● **Exercise goal**
Output the entries word for word. Omit images.

[Figure data in JSON]
--------
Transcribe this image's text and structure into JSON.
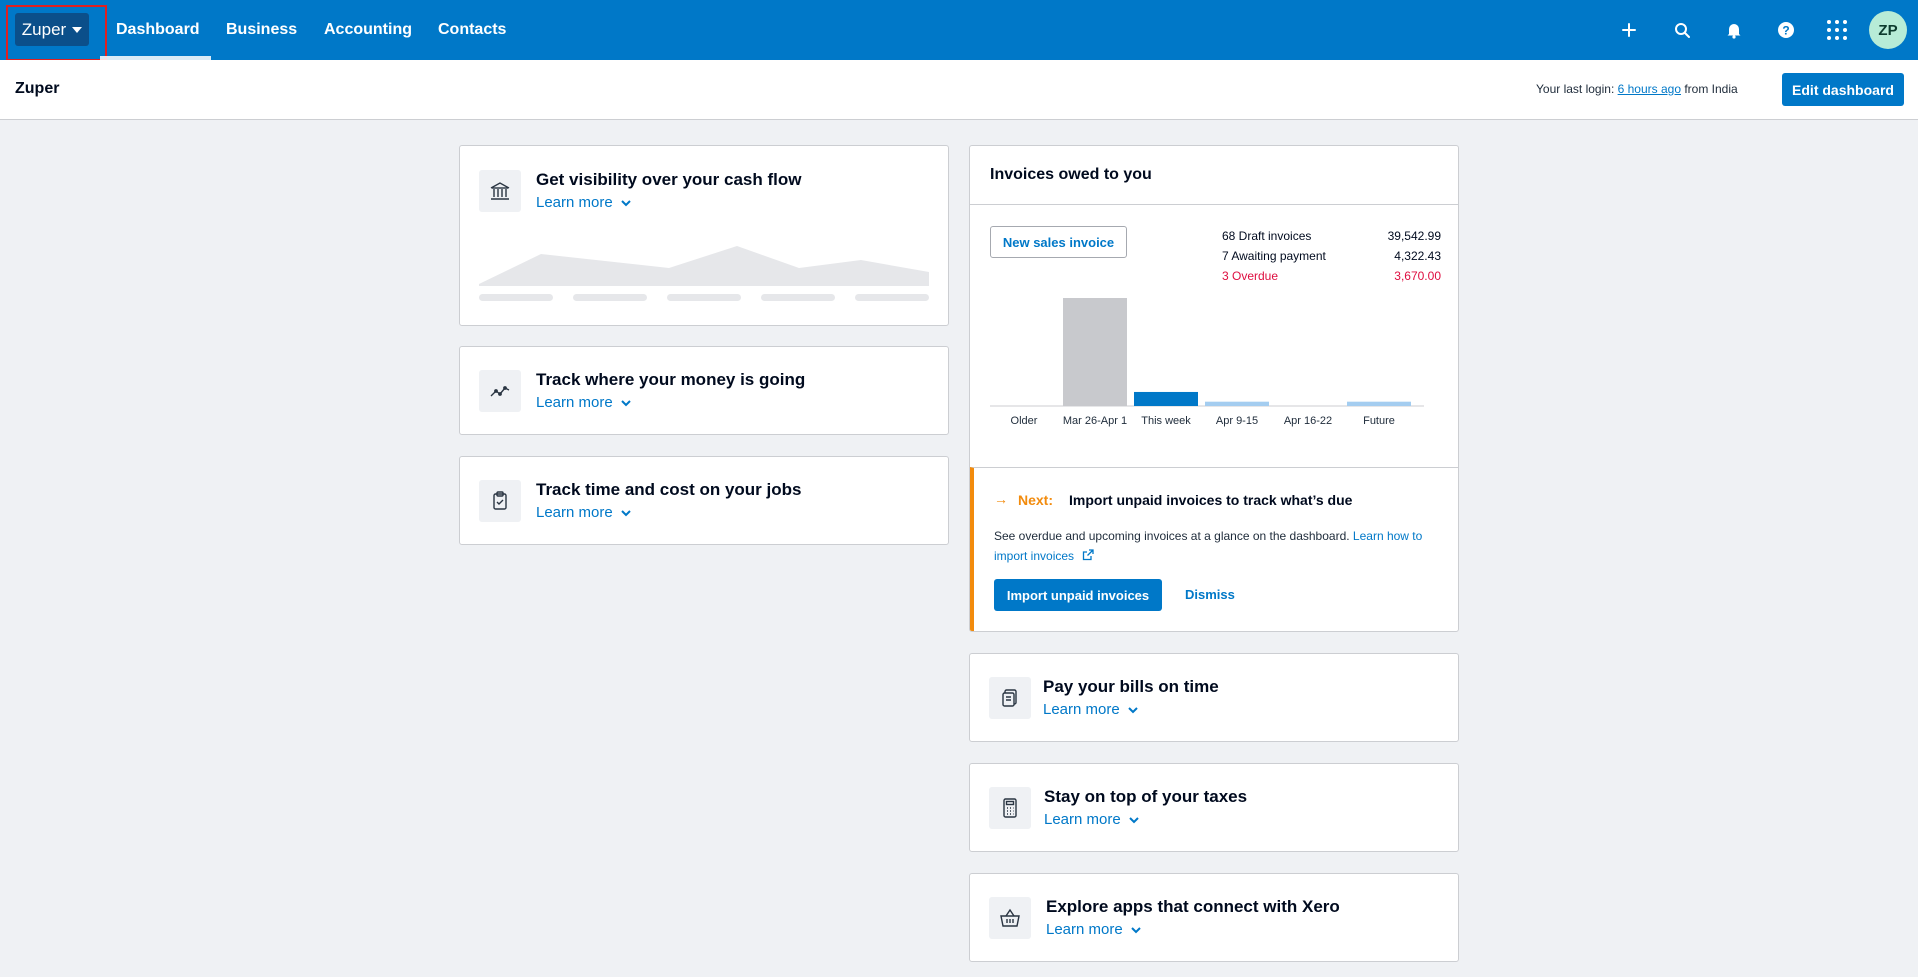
{
  "topbar": {
    "org_name": "Zuper",
    "nav": [
      "Dashboard",
      "Business",
      "Accounting",
      "Contacts"
    ],
    "active_nav": "Dashboard",
    "icons": [
      "plus-icon",
      "search-icon",
      "bell-icon",
      "help-icon",
      "apps-grid-icon"
    ],
    "avatar_initials": "ZP"
  },
  "subheader": {
    "org_title": "Zuper",
    "last_login_prefix": "Your last login: ",
    "last_login_link": "6 hours ago",
    "last_login_suffix": " from India",
    "edit_dashboard": "Edit dashboard"
  },
  "left_cards": [
    {
      "title": "Get visibility over your cash flow",
      "learn_more": "Learn more",
      "icon": "bank-icon"
    },
    {
      "title": "Track where your money is going",
      "learn_more": "Learn more",
      "icon": "trend-line-icon"
    },
    {
      "title": "Track time and cost on your jobs",
      "learn_more": "Learn more",
      "icon": "clipboard-check-icon"
    }
  ],
  "invoices": {
    "title": "Invoices owed to you",
    "new_invoice": "New sales invoice",
    "stats": [
      {
        "label": "68 Draft invoices",
        "value": "39,542.99",
        "status": "normal"
      },
      {
        "label": "7 Awaiting payment",
        "value": "4,322.43",
        "status": "normal"
      },
      {
        "label": "3 Overdue",
        "value": "3,670.00",
        "status": "overdue"
      }
    ],
    "colors": {
      "grey": "#c8c9cd",
      "blue": "#0078c8",
      "light_blue": "#a4cdf0",
      "overdue": "#de0e40",
      "accent": "#f28b0d"
    },
    "chart_data": {
      "type": "bar",
      "categories": [
        "Older",
        "Mar 26-Apr 1",
        "This week",
        "Apr 9-15",
        "Apr 16-22",
        "Future"
      ],
      "values": [
        0,
        100,
        13,
        4,
        0,
        4
      ],
      "bar_colors": [
        "grey",
        "grey",
        "blue",
        "light_blue",
        "light_blue",
        "light_blue"
      ],
      "ylim": [
        0,
        100
      ],
      "grid": false,
      "title": "",
      "xlabel": "",
      "ylabel": ""
    },
    "next": {
      "arrow": "→",
      "label": "Next:",
      "title": "Import unpaid invoices to track what’s due",
      "desc": "See overdue and upcoming invoices at a glance on the dashboard. ",
      "desc_link": "Learn how to import invoices",
      "import_button": "Import unpaid invoices",
      "dismiss": "Dismiss"
    }
  },
  "right_cards": [
    {
      "title": "Pay your bills on time",
      "learn_more": "Learn more",
      "icon": "bill-icon"
    },
    {
      "title": "Stay on top of your taxes",
      "learn_more": "Learn more",
      "icon": "calculator-icon"
    },
    {
      "title": "Explore apps that connect with Xero",
      "learn_more": "Learn more",
      "icon": "basket-icon"
    }
  ]
}
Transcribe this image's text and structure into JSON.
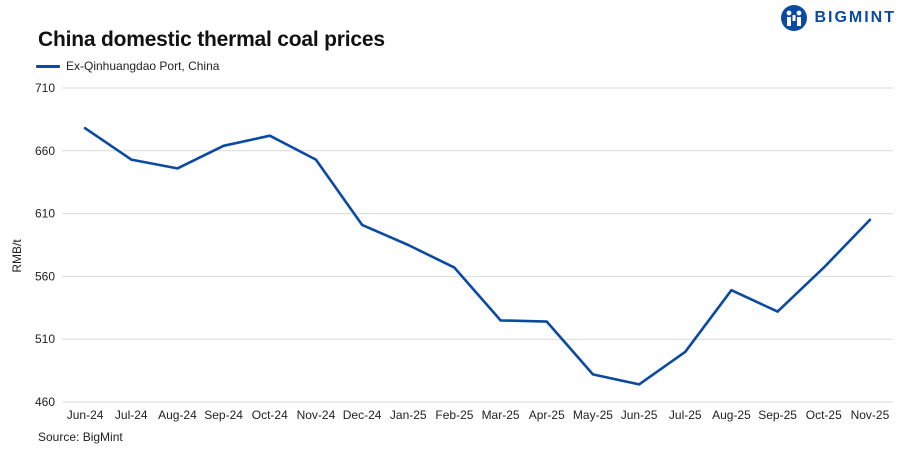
{
  "brand": {
    "name": "BIGMINT"
  },
  "chart_data": {
    "type": "line",
    "title": "China domestic thermal coal prices",
    "ylabel": "RMB/t",
    "xlabel": "",
    "source": "Source: BigMint",
    "ylim": [
      460,
      710
    ],
    "yticks": [
      460,
      510,
      560,
      610,
      660,
      710
    ],
    "grid": true,
    "legend_position": "top-left",
    "categories": [
      "Jun-24",
      "Jul-24",
      "Aug-24",
      "Sep-24",
      "Oct-24",
      "Nov-24",
      "Dec-24",
      "Jan-25",
      "Feb-25",
      "Mar-25",
      "Apr-25",
      "May-25",
      "Jun-25",
      "Jul-25",
      "Aug-25",
      "Sep-25",
      "Oct-25",
      "Nov-25"
    ],
    "series": [
      {
        "name": "Ex-Qinhuangdao Port, China",
        "color": "#0b4aa2",
        "values": [
          678,
          653,
          646,
          664,
          672,
          653,
          601,
          585,
          567,
          525,
          524,
          482,
          474,
          500,
          549,
          532,
          567,
          605
        ]
      }
    ]
  }
}
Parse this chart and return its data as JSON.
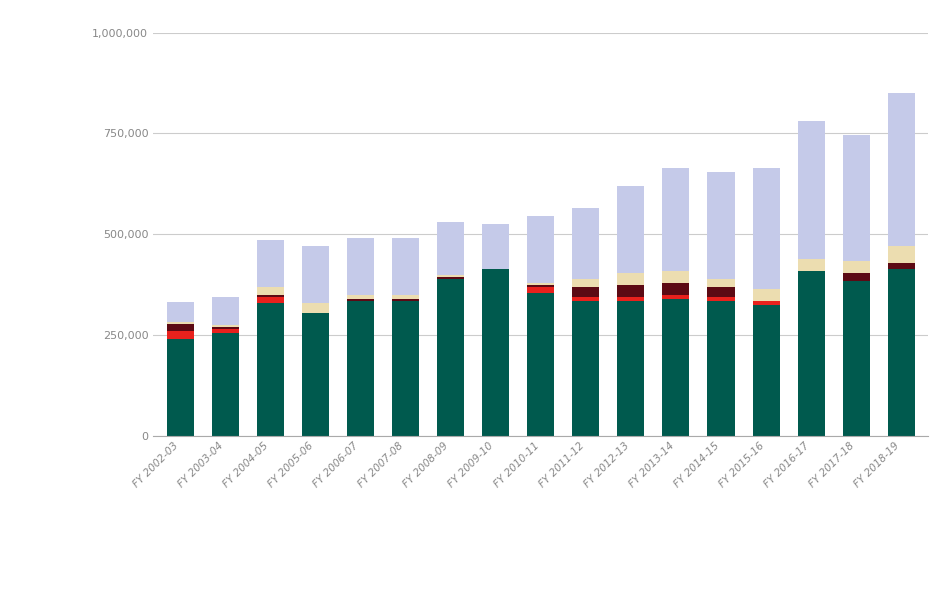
{
  "categories": [
    "FY 2002-03",
    "FY 2003-04",
    "FY 2004-05",
    "FY 2005-06",
    "FY 2006-07",
    "FY 2007-08",
    "FY 2008-09",
    "FY 2009-10",
    "FY 2010-11",
    "FY 2011-12",
    "FY 2012-13",
    "FY 2013-14",
    "FY 2014-15",
    "FY 2015-16",
    "FY 2016-17",
    "FY 2017-18",
    "FY 2018-19"
  ],
  "segments": {
    "dark_green": [
      240000,
      255000,
      330000,
      305000,
      335000,
      335000,
      390000,
      415000,
      355000,
      335000,
      335000,
      340000,
      335000,
      325000,
      410000,
      385000,
      415000
    ],
    "red": [
      20000,
      10000,
      15000,
      0,
      0,
      0,
      0,
      0,
      15000,
      10000,
      10000,
      10000,
      10000,
      10000,
      0,
      0,
      0
    ],
    "dark_maroon": [
      18000,
      5000,
      5000,
      0,
      5000,
      5000,
      5000,
      0,
      5000,
      25000,
      30000,
      30000,
      25000,
      0,
      0,
      20000,
      15000
    ],
    "tan": [
      5000,
      5000,
      20000,
      25000,
      10000,
      10000,
      5000,
      0,
      5000,
      20000,
      30000,
      30000,
      20000,
      30000,
      30000,
      30000,
      40000
    ],
    "light_blue": [
      50000,
      70000,
      115000,
      140000,
      140000,
      140000,
      130000,
      110000,
      165000,
      175000,
      215000,
      255000,
      265000,
      300000,
      340000,
      310000,
      380000
    ]
  },
  "colors": {
    "dark_green": "#005a4e",
    "dark_maroon": "#5c0a14",
    "red": "#e8211d",
    "tan": "#ecddb0",
    "light_blue": "#c5cae9"
  },
  "ylim": [
    0,
    1000000
  ],
  "yticks": [
    0,
    250000,
    500000,
    750000,
    1000000
  ],
  "background_color": "#ffffff",
  "grid_color": "#cccccc"
}
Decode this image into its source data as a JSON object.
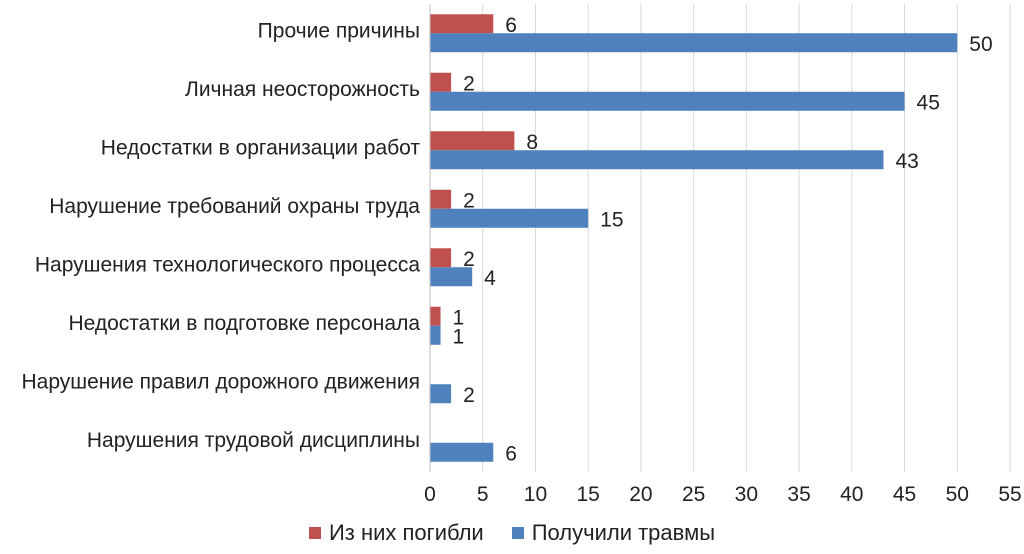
{
  "chart_data": {
    "type": "bar",
    "orientation": "horizontal",
    "categories": [
      "Прочие причины",
      "Личная неосторожность",
      "Недостатки в организации работ",
      "Нарушение требований охраны труда",
      "Нарушения технологического процесса",
      "Недостатки в подготовке персонала",
      "Нарушение правил дорожного движения",
      "Нарушения трудовой дисциплины"
    ],
    "series": [
      {
        "name": "Из них погибли",
        "color": "#c0504d",
        "values": [
          6,
          2,
          8,
          2,
          2,
          1,
          null,
          null
        ]
      },
      {
        "name": "Получили травмы",
        "color": "#4f81bd",
        "values": [
          50,
          45,
          43,
          15,
          4,
          1,
          2,
          6
        ]
      }
    ],
    "xlim": [
      0,
      55
    ],
    "xticks": [
      0,
      5,
      10,
      15,
      20,
      25,
      30,
      35,
      40,
      45,
      50,
      55
    ],
    "grid": true,
    "legend_position": "bottom",
    "data_labels": true
  }
}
--------
● **Complete answer**
Transcribe this image's text and structure into JSON.
{
  "topbar": {
    "org_name": "Zuper",
    "nav": [
      "Dashboard",
      "Business",
      "Accounting",
      "Contacts"
    ],
    "active_nav": "Dashboard",
    "icons": [
      "plus-icon",
      "search-icon",
      "bell-icon",
      "help-icon",
      "apps-grid-icon"
    ],
    "avatar_initials": "ZP"
  },
  "subheader": {
    "org_title": "Zuper",
    "last_login_prefix": "Your last login: ",
    "last_login_link": "6 hours ago",
    "last_login_suffix": " from India",
    "edit_dashboard": "Edit dashboard"
  },
  "left_cards": [
    {
      "title": "Get visibility over your cash flow",
      "learn_more": "Learn more",
      "icon": "bank-icon"
    },
    {
      "title": "Track where your money is going",
      "learn_more": "Learn more",
      "icon": "trend-line-icon"
    },
    {
      "title": "Track time and cost on your jobs",
      "learn_more": "Learn more",
      "icon": "clipboard-check-icon"
    }
  ],
  "invoices": {
    "title": "Invoices owed to you",
    "new_invoice": "New sales invoice",
    "stats": [
      {
        "label": "68 Draft invoices",
        "value": "39,542.99",
        "status": "normal"
      },
      {
        "label": "7 Awaiting payment",
        "value": "4,322.43",
        "status": "normal"
      },
      {
        "label": "3 Overdue",
        "value": "3,670.00",
        "status": "overdue"
      }
    ],
    "colors": {
      "grey": "#c8c9cd",
      "blue": "#0078c8",
      "light_blue": "#a4cdf0",
      "overdue": "#de0e40",
      "accent": "#f28b0d"
    },
    "chart_data": {
      "type": "bar",
      "categories": [
        "Older",
        "Mar 26-Apr 1",
        "This week",
        "Apr 9-15",
        "Apr 16-22",
        "Future"
      ],
      "values": [
        0,
        100,
        13,
        4,
        0,
        4
      ],
      "bar_colors": [
        "grey",
        "grey",
        "blue",
        "light_blue",
        "light_blue",
        "light_blue"
      ],
      "ylim": [
        0,
        100
      ],
      "grid": false,
      "title": "",
      "xlabel": "",
      "ylabel": ""
    },
    "next": {
      "arrow": "→",
      "label": "Next:",
      "title": "Import unpaid invoices to track what’s due",
      "desc": "See overdue and upcoming invoices at a glance on the dashboard. ",
      "desc_link": "Learn how to import invoices",
      "import_button": "Import unpaid invoices",
      "dismiss": "Dismiss"
    }
  },
  "right_cards": [
    {
      "title": "Pay your bills on time",
      "learn_more": "Learn more",
      "icon": "bill-icon"
    },
    {
      "title": "Stay on top of your taxes",
      "learn_more": "Learn more",
      "icon": "calculator-icon"
    },
    {
      "title": "Explore apps that connect with Xero",
      "learn_more": "Learn more",
      "icon": "basket-icon"
    }
  ]
}
Transcribe this image's text and structure into JSON.
{
  "brand": {
    "name": "BIGMINT"
  },
  "chart_data": {
    "type": "line",
    "title": "China domestic thermal coal prices",
    "ylabel": "RMB/t",
    "xlabel": "",
    "source": "Source: BigMint",
    "ylim": [
      460,
      710
    ],
    "yticks": [
      460,
      510,
      560,
      610,
      660,
      710
    ],
    "grid": true,
    "legend_position": "top-left",
    "categories": [
      "Jun-24",
      "Jul-24",
      "Aug-24",
      "Sep-24",
      "Oct-24",
      "Nov-24",
      "Dec-24",
      "Jan-25",
      "Feb-25",
      "Mar-25",
      "Apr-25",
      "May-25",
      "Jun-25",
      "Jul-25",
      "Aug-25",
      "Sep-25",
      "Oct-25",
      "Nov-25"
    ],
    "series": [
      {
        "name": "Ex-Qinhuangdao Port, China",
        "color": "#0b4aa2",
        "values": [
          678,
          653,
          646,
          664,
          672,
          653,
          601,
          585,
          567,
          525,
          524,
          482,
          474,
          500,
          549,
          532,
          567,
          605
        ]
      }
    ]
  }
}
Parse this chart and return its data as JSON.
{
  "categories": [
    "FY 2002-03",
    "FY 2003-04",
    "FY 2004-05",
    "FY 2005-06",
    "FY 2006-07",
    "FY 2007-08",
    "FY 2008-09",
    "FY 2009-10",
    "FY 2010-11",
    "FY 2011-12",
    "FY 2012-13",
    "FY 2013-14",
    "FY 2014-15",
    "FY 2015-16",
    "FY 2016-17",
    "FY 2017-18",
    "FY 2018-19"
  ],
  "segments": {
    "dark_green": [
      240000,
      255000,
      330000,
      305000,
      335000,
      335000,
      390000,
      415000,
      355000,
      335000,
      335000,
      340000,
      335000,
      325000,
      410000,
      385000,
      415000
    ],
    "red": [
      20000,
      10000,
      15000,
      0,
      0,
      0,
      0,
      0,
      15000,
      10000,
      10000,
      10000,
      10000,
      10000,
      0,
      0,
      0
    ],
    "dark_maroon": [
      18000,
      5000,
      5000,
      0,
      5000,
      5000,
      5000,
      0,
      5000,
      25000,
      30000,
      30000,
      25000,
      0,
      0,
      20000,
      15000
    ],
    "tan": [
      5000,
      5000,
      20000,
      25000,
      10000,
      10000,
      5000,
      0,
      5000,
      20000,
      30000,
      30000,
      20000,
      30000,
      30000,
      30000,
      40000
    ],
    "light_blue": [
      50000,
      70000,
      115000,
      140000,
      140000,
      140000,
      130000,
      110000,
      165000,
      175000,
      215000,
      255000,
      265000,
      300000,
      340000,
      310000,
      380000
    ]
  },
  "colors": {
    "dark_green": "#005a4e",
    "dark_maroon": "#5c0a14",
    "red": "#e8211d",
    "tan": "#ecddb0",
    "light_blue": "#c5cae9"
  },
  "ylim": [
    0,
    1000000
  ],
  "yticks": [
    0,
    250000,
    500000,
    750000,
    1000000
  ],
  "background_color": "#ffffff",
  "grid_color": "#cccccc"
}
Decode this image into its source data as a JSON object.
{
  "chart_data": {
    "type": "bar",
    "orientation": "horizontal",
    "categories": [
      "Прочие причины",
      "Личная неосторожность",
      "Недостатки в организации работ",
      "Нарушение требований охраны труда",
      "Нарушения технологического процесса",
      "Недостатки в подготовке персонала",
      "Нарушение правил дорожного движения",
      "Нарушения трудовой дисциплины"
    ],
    "series": [
      {
        "name": "Из них погибли",
        "color": "#c0504d",
        "values": [
          6,
          2,
          8,
          2,
          2,
          1,
          null,
          null
        ]
      },
      {
        "name": "Получили травмы",
        "color": "#4f81bd",
        "values": [
          50,
          45,
          43,
          15,
          4,
          1,
          2,
          6
        ]
      }
    ],
    "xlim": [
      0,
      55
    ],
    "xticks": [
      0,
      5,
      10,
      15,
      20,
      25,
      30,
      35,
      40,
      45,
      50,
      55
    ],
    "grid": true,
    "legend_position": "bottom",
    "data_labels": true
  }
}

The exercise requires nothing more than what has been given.